## Exercise
Go through the material below and count the lines with the string "this"; the number is the whole answer.

___ Entries ___

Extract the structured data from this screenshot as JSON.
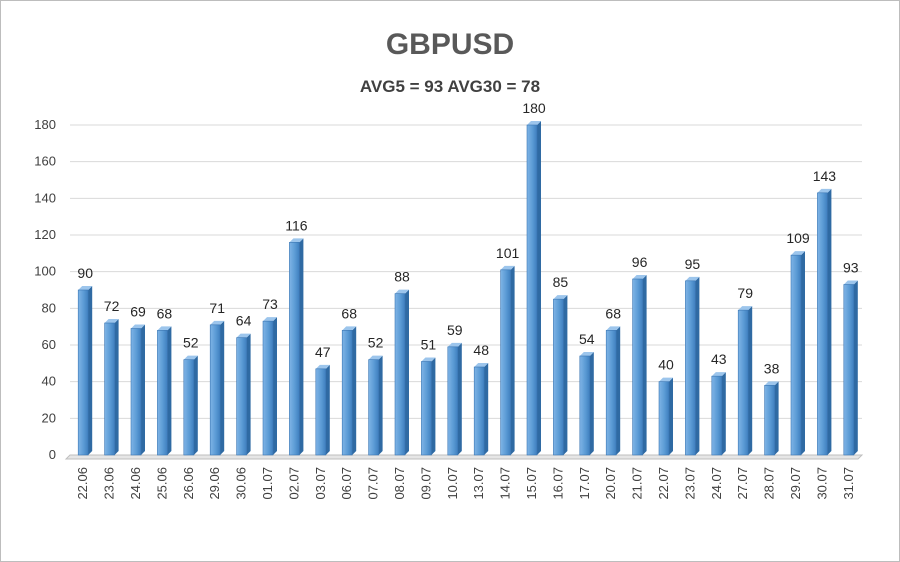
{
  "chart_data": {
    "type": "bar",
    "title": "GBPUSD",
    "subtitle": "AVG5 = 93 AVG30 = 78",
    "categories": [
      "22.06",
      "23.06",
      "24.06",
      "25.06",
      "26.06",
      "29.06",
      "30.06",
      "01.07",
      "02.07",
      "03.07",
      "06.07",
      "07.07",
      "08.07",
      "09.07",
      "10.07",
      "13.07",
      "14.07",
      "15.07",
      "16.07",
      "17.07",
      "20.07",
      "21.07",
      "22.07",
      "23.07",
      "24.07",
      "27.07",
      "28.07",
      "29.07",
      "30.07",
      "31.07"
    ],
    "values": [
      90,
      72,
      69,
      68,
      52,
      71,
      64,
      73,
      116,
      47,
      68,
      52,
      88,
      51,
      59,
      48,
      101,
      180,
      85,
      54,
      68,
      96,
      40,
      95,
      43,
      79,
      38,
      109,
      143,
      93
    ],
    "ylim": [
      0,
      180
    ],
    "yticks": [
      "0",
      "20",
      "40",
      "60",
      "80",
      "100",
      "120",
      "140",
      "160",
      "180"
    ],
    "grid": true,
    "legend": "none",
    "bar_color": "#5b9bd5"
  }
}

___
___ Entries ___

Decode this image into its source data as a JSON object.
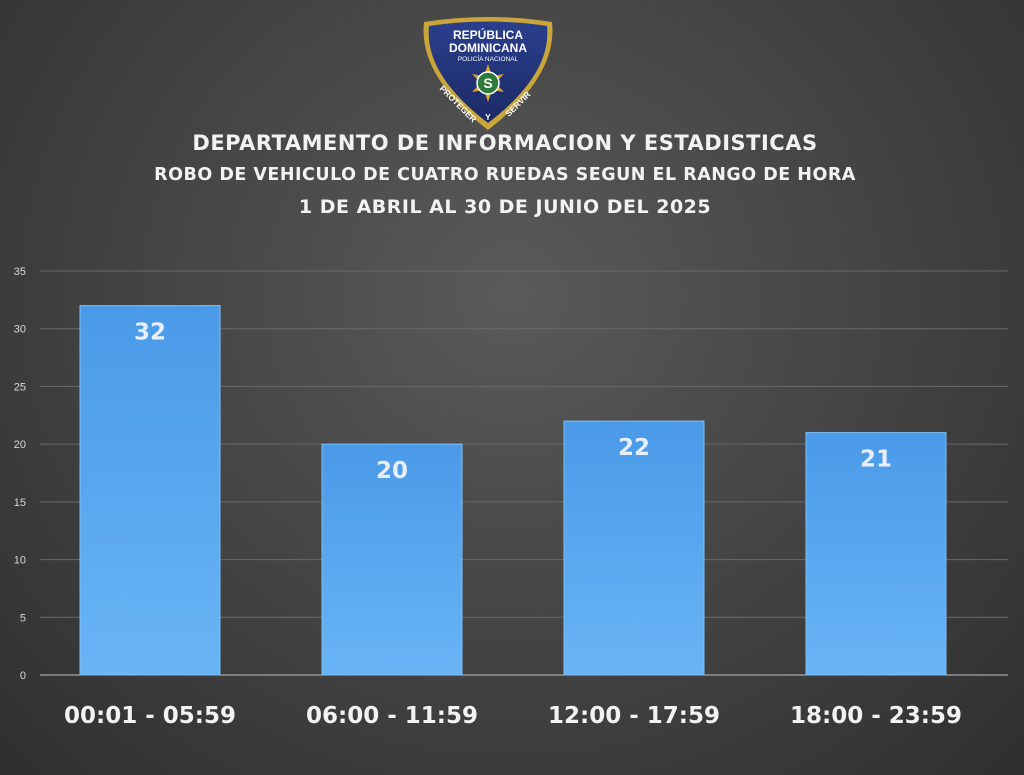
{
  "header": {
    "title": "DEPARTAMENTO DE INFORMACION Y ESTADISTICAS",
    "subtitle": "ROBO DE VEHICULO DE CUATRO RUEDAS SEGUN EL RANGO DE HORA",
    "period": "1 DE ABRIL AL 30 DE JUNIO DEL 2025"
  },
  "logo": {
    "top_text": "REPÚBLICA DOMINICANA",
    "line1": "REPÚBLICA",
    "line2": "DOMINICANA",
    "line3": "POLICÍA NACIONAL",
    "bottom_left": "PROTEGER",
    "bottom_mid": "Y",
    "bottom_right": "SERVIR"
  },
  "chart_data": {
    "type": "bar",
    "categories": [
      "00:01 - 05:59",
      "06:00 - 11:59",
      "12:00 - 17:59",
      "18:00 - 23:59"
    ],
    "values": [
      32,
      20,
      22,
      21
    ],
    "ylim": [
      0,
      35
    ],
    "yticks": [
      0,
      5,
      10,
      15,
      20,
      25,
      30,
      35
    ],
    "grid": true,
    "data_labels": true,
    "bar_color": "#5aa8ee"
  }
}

___

## Result of the task
2